Passage given:

====

This ends our survey of how large sets of logical operators are reduced to a much smaller, more manageable set with a very limited number of names to remember.

We will *definitely* need that when we switch to 3VL.

In 3VL, when considering all the theoretically possible monadic operators, we end up having 27 (!!!) of those :

IN \ OPER  ! 0 ! 1 ! 2 ! 3 ! 4 ! 5 ! 6 ! 7 ! 8 ! ... ! 26 !
-----------+---+---+---+---+---+---+---+---+---+-----+----+
T          ! T ! T ! T ! T ! T ! T ! T ! T ! T !     !  F !
U          ! T ! T ! T ! U ! U ! U ! F ! F ! F !     !  F !
F          ! T ! U ! F ! T ! U ! F ! T ! U ! F !     !  F !

Of these, just like in 2VL, the ones can be discarded that return T, U and F regardless of the input, already reducing the set to be considered to 24 (!) pieces.

Of these, there are 6 that have a similar characteristic as the two ones that were remaining in 2VL : namely that they constitute permutations (total functions that are bijective) on the set of applicable truth values.

Note that this does not mean that the remaining 18 ones are insignificant or irrelevant.

====

Records for the exercise:
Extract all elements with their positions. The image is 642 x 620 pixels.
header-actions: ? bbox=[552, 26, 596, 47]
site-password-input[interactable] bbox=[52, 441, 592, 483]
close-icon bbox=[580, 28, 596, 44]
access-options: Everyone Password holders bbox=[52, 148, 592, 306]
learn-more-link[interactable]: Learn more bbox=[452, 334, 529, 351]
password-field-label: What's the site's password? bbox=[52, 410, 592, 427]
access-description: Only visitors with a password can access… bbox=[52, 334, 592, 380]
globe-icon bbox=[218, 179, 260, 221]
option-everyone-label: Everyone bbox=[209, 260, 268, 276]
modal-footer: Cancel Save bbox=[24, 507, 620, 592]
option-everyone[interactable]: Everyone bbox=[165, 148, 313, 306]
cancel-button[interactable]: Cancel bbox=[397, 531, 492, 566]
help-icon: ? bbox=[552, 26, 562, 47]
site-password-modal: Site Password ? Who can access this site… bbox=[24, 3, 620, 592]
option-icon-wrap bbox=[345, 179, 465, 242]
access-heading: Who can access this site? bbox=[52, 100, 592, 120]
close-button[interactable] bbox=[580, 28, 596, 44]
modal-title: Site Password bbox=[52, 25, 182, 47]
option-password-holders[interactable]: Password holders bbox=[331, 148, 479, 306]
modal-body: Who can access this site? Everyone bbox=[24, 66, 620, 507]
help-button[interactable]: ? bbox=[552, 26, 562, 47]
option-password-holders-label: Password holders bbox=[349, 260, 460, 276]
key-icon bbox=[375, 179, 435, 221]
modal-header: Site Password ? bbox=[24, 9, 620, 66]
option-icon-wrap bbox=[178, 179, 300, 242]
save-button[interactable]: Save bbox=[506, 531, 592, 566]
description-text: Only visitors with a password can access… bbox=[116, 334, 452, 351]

====

Required actions:
A – Retype the passage on three-valued logic operators in full, keeping every character as it appears.
B – Echo the lines of the entries word for word, beginning with the first line of the entries and continuing through the line containing "modal-title: Site Password". Give only those lines.

Solutions for each task:
A –
This ends our survey of how large sets of logical operators are reduced to a much smaller, more manageable set with a very limited number of names to remember.

We will *definitely* need that when we switch to 3VL.

In 3VL, when considering all the theoretically possible monadic operators, we end up having 27 (!!!) of those :

IN \ OPER  ! 0 ! 1 ! 2 ! 3 ! 4 ! 5 ! 6 ! 7 ! 8 ! ... ! 26 !
-----------+---+---+---+---+---+---+---+---+---+-----+----+
T          ! T ! T ! T ! T ! T ! T ! T ! T ! T !     !  F !
U          ! T ! T ! T ! U ! U ! U ! F ! F ! F !     !  F !
F          ! T ! U ! F ! T ! U ! F ! T ! U ! F !     !  F !

Of these, just like in 2VL, the ones can be discarded that return T, U and F regardless of the input, already reducing the set to be considered to 24 (!) pieces.

Of these, there are 6 that have a similar characteristic as the two ones that were remaining in 2VL : namely that they constitute permutations (total functions that are bijective) on the set of applicable truth values.

Note that this does not mean that the remaining 18 ones are insignificant or irrelevant.

B –
Extract all elements with their positions. The image is 642 x 620 pixels.
header-actions: ? bbox=[552, 26, 596, 47]
site-password-input[interactable] bbox=[52, 441, 592, 483]
close-icon bbox=[580, 28, 596, 44]
access-options: Everyone Password holders bbox=[52, 148, 592, 306]
learn-more-link[interactable]: Learn more bbox=[452, 334, 529, 351]
password-field-label: What's the site's password? bbox=[52, 410, 592, 427]
access-description: Only visitors with a password can access… bbox=[52, 334, 592, 380]
globe-icon bbox=[218, 179, 260, 221]
option-everyone-label: Everyone bbox=[209, 260, 268, 276]
modal-footer: Cancel Save bbox=[24, 507, 620, 592]
option-everyone[interactable]: Everyone bbox=[165, 148, 313, 306]
cancel-button[interactable]: Cancel bbox=[397, 531, 492, 566]
help-icon: ? bbox=[552, 26, 562, 47]
site-password-modal: Site Password ? Who can access this site… bbox=[24, 3, 620, 592]
option-icon-wrap bbox=[345, 179, 465, 242]
access-heading: Who can access this site? bbox=[52, 100, 592, 120]
close-button[interactable] bbox=[580, 28, 596, 44]
modal-title: Site Password bbox=[52, 25, 182, 47]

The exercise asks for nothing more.